## EXERCISE REQUIREMENTS
Reproduce the data exactly and drop any pictures it holds.

[Dataset entries]
---

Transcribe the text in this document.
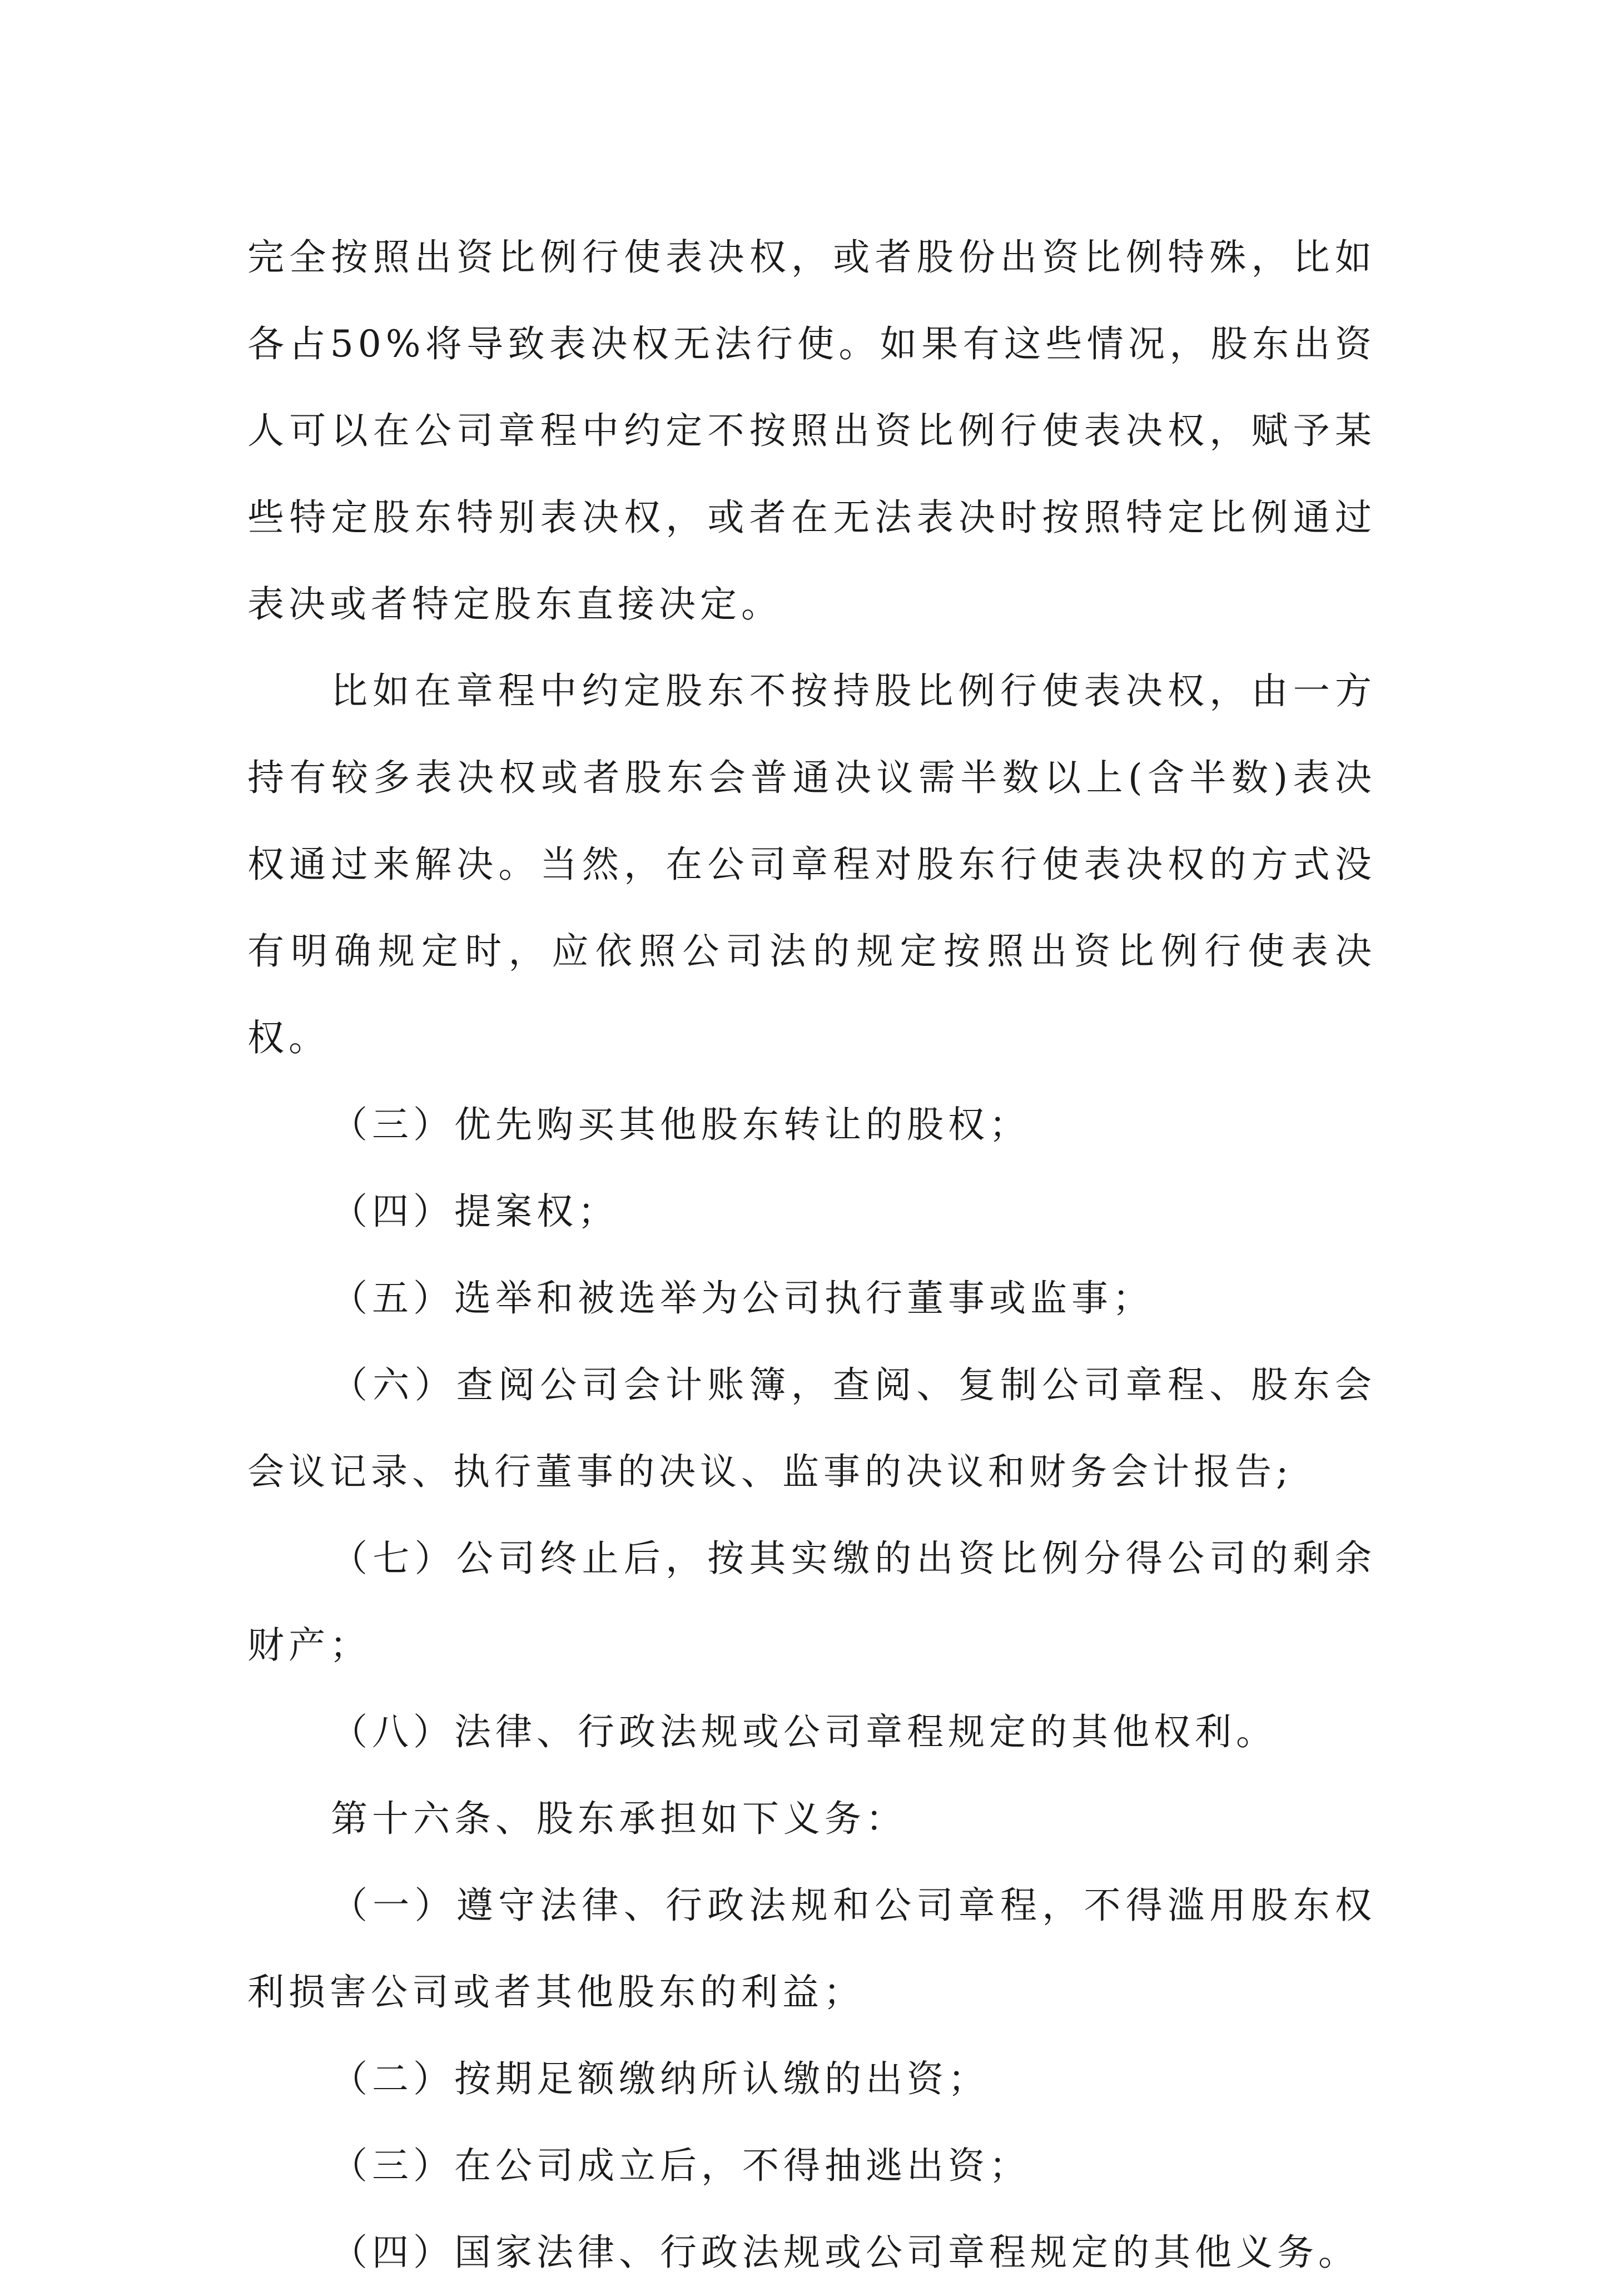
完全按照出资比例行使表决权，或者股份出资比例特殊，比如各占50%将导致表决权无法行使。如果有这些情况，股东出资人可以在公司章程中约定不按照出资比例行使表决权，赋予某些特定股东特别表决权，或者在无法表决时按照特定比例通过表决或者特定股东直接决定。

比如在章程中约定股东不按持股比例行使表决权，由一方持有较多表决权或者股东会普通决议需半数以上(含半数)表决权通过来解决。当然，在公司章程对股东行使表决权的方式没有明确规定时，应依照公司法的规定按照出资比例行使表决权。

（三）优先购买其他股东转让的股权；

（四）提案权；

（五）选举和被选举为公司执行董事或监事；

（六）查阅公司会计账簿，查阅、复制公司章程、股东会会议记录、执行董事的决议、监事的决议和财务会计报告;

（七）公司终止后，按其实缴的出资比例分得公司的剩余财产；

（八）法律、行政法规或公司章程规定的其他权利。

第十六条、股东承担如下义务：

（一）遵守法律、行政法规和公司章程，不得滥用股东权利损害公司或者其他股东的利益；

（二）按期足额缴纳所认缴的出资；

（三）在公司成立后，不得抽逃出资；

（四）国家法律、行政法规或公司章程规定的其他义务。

---

## WRITTEN ANSWER
Transcribe the text in this document.
完全按照出资比例行使表决权，或者股份出资比例特殊，比如各占50%将导致表决权无法行使。如果有这些情况，股东出资人可以在公司章程中约定不按照出资比例行使表决权，赋予某些特定股东特别表决权，或者在无法表决时按照特定比例通过表决或者特定股东直接决定。

比如在章程中约定股东不按持股比例行使表决权，由一方持有较多表决权或者股东会普通决议需半数以上(含半数)表决权通过来解决。当然，在公司章程对股东行使表决权的方式没有明确规定时，应依照公司法的规定按照出资比例行使表决权。

（三）优先购买其他股东转让的股权；

（四）提案权；

（五）选举和被选举为公司执行董事或监事；

（六）查阅公司会计账簿，查阅、复制公司章程、股东会会议记录、执行董事的决议、监事的决议和财务会计报告;

（七）公司终止后，按其实缴的出资比例分得公司的剩余财产；

（八）法律、行政法规或公司章程规定的其他权利。

第十六条、股东承担如下义务：

（一）遵守法律、行政法规和公司章程，不得滥用股东权利损害公司或者其他股东的利益；

（二）按期足额缴纳所认缴的出资；

（三）在公司成立后，不得抽逃出资；

（四）国家法律、行政法规或公司章程规定的其他义务。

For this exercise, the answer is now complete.